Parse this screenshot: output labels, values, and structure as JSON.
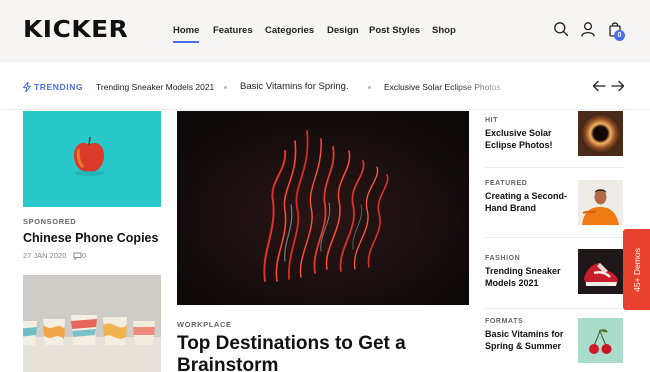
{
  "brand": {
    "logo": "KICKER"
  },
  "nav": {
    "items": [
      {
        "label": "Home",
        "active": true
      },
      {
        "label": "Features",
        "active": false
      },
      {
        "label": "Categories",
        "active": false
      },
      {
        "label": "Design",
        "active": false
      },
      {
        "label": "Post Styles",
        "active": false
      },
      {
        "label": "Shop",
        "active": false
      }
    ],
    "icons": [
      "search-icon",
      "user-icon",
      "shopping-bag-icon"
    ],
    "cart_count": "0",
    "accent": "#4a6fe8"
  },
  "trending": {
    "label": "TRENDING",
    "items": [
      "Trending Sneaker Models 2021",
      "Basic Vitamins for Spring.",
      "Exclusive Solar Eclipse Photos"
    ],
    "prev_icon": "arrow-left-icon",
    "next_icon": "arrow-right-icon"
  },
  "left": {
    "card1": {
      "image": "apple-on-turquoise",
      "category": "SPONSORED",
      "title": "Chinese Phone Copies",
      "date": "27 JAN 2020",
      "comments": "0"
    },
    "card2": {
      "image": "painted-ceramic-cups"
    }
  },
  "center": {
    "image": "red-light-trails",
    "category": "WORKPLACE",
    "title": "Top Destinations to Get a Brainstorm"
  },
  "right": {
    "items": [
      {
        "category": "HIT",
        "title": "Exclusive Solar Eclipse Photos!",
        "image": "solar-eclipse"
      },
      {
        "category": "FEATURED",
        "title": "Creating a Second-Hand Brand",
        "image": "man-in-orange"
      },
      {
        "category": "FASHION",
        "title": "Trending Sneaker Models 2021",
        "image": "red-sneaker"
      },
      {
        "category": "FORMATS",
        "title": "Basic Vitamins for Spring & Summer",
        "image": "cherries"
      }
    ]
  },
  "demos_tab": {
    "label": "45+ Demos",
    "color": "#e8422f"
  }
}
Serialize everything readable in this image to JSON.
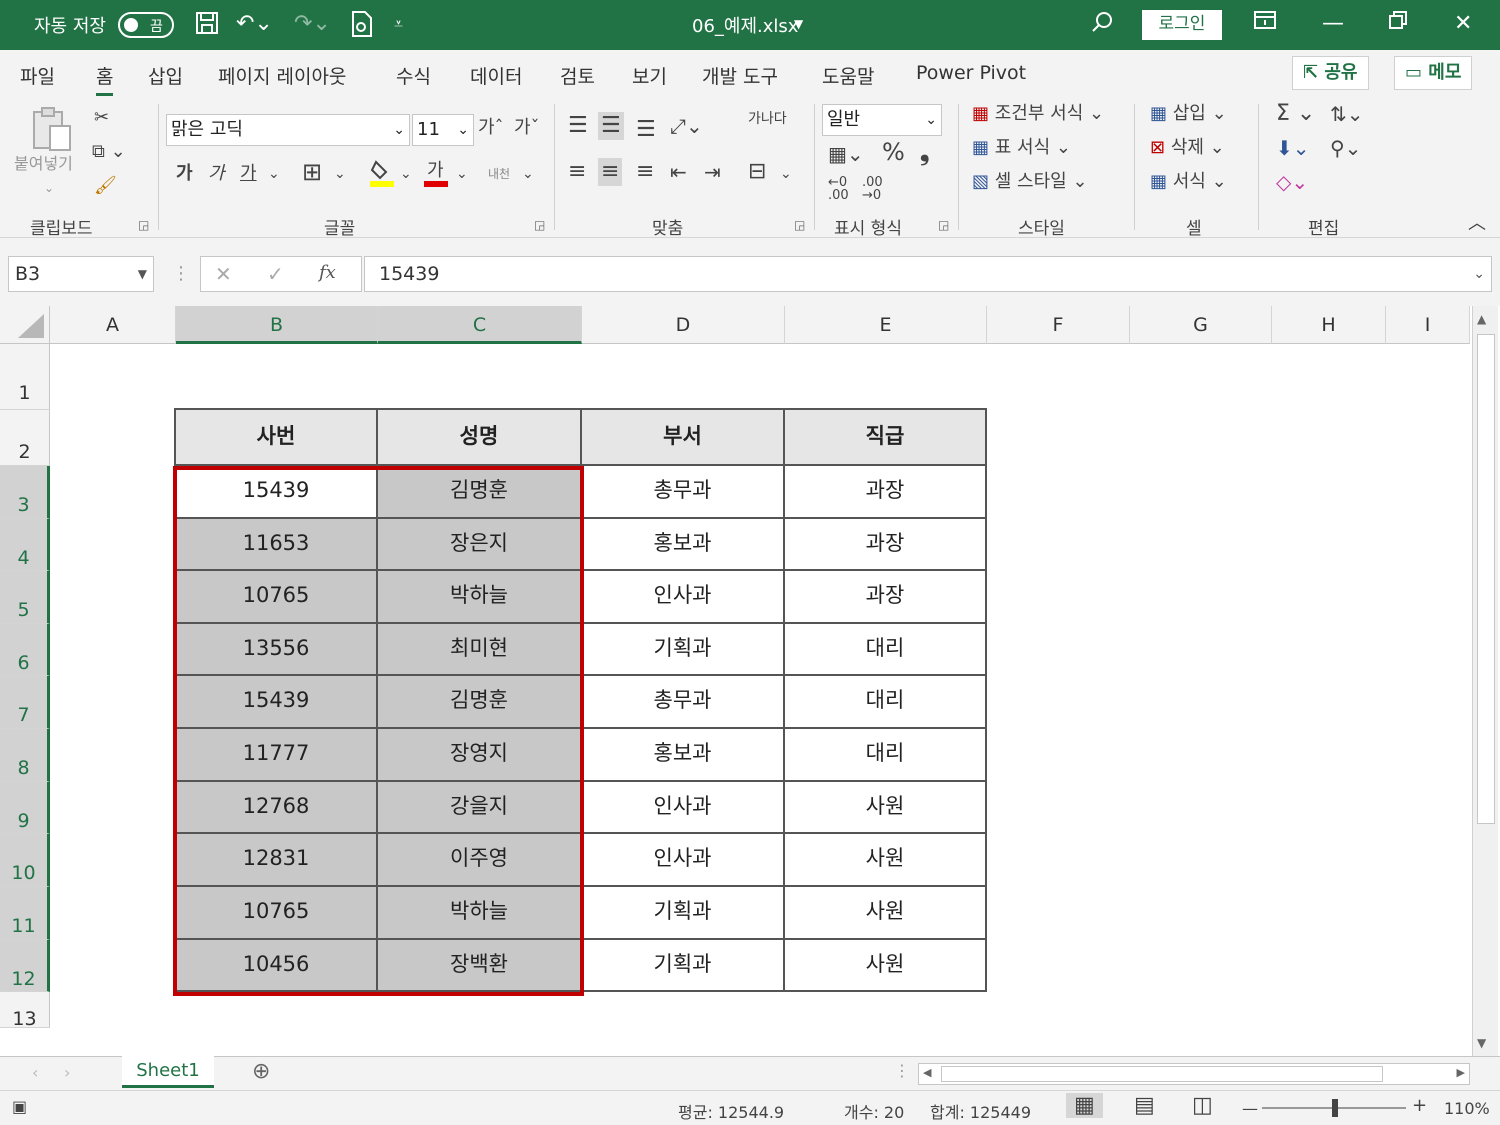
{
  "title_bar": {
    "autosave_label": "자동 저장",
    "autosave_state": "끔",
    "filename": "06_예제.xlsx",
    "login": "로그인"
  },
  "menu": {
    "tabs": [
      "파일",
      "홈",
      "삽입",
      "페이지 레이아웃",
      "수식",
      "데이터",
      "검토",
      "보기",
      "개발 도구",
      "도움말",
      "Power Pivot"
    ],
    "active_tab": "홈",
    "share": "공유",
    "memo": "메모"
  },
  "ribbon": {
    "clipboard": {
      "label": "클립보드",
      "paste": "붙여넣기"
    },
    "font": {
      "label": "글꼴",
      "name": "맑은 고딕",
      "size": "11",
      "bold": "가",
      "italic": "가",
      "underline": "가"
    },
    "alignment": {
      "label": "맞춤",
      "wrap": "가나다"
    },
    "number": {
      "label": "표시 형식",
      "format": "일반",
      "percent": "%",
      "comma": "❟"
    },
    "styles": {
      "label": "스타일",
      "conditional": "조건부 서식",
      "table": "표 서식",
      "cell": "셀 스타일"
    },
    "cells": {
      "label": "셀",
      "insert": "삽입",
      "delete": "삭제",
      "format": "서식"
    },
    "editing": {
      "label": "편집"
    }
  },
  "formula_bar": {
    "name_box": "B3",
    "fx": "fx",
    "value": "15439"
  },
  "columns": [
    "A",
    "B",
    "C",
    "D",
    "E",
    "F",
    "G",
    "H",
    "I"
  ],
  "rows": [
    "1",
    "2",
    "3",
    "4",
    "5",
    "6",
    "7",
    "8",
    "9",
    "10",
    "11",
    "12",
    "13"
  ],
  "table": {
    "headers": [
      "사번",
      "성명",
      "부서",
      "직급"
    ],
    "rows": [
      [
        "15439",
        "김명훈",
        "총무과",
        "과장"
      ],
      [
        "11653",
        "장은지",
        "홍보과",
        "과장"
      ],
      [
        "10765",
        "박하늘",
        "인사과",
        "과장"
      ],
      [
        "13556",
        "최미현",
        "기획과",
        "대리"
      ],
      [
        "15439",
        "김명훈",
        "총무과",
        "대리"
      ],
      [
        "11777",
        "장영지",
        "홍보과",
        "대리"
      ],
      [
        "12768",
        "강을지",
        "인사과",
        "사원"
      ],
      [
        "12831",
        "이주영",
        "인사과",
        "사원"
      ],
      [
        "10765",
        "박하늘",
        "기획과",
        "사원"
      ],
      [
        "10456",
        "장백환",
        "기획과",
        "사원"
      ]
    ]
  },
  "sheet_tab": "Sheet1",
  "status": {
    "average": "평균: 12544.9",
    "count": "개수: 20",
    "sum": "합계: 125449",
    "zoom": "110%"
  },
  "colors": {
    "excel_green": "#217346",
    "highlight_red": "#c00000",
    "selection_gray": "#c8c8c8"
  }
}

- PROMPT:
Note each line of the entries that has "Models" in it, and copy those lines.

- WORKED SOLUTION:
      "Trending Sneaker Models 2021",
        "title": "Trending Sneaker Models 2021",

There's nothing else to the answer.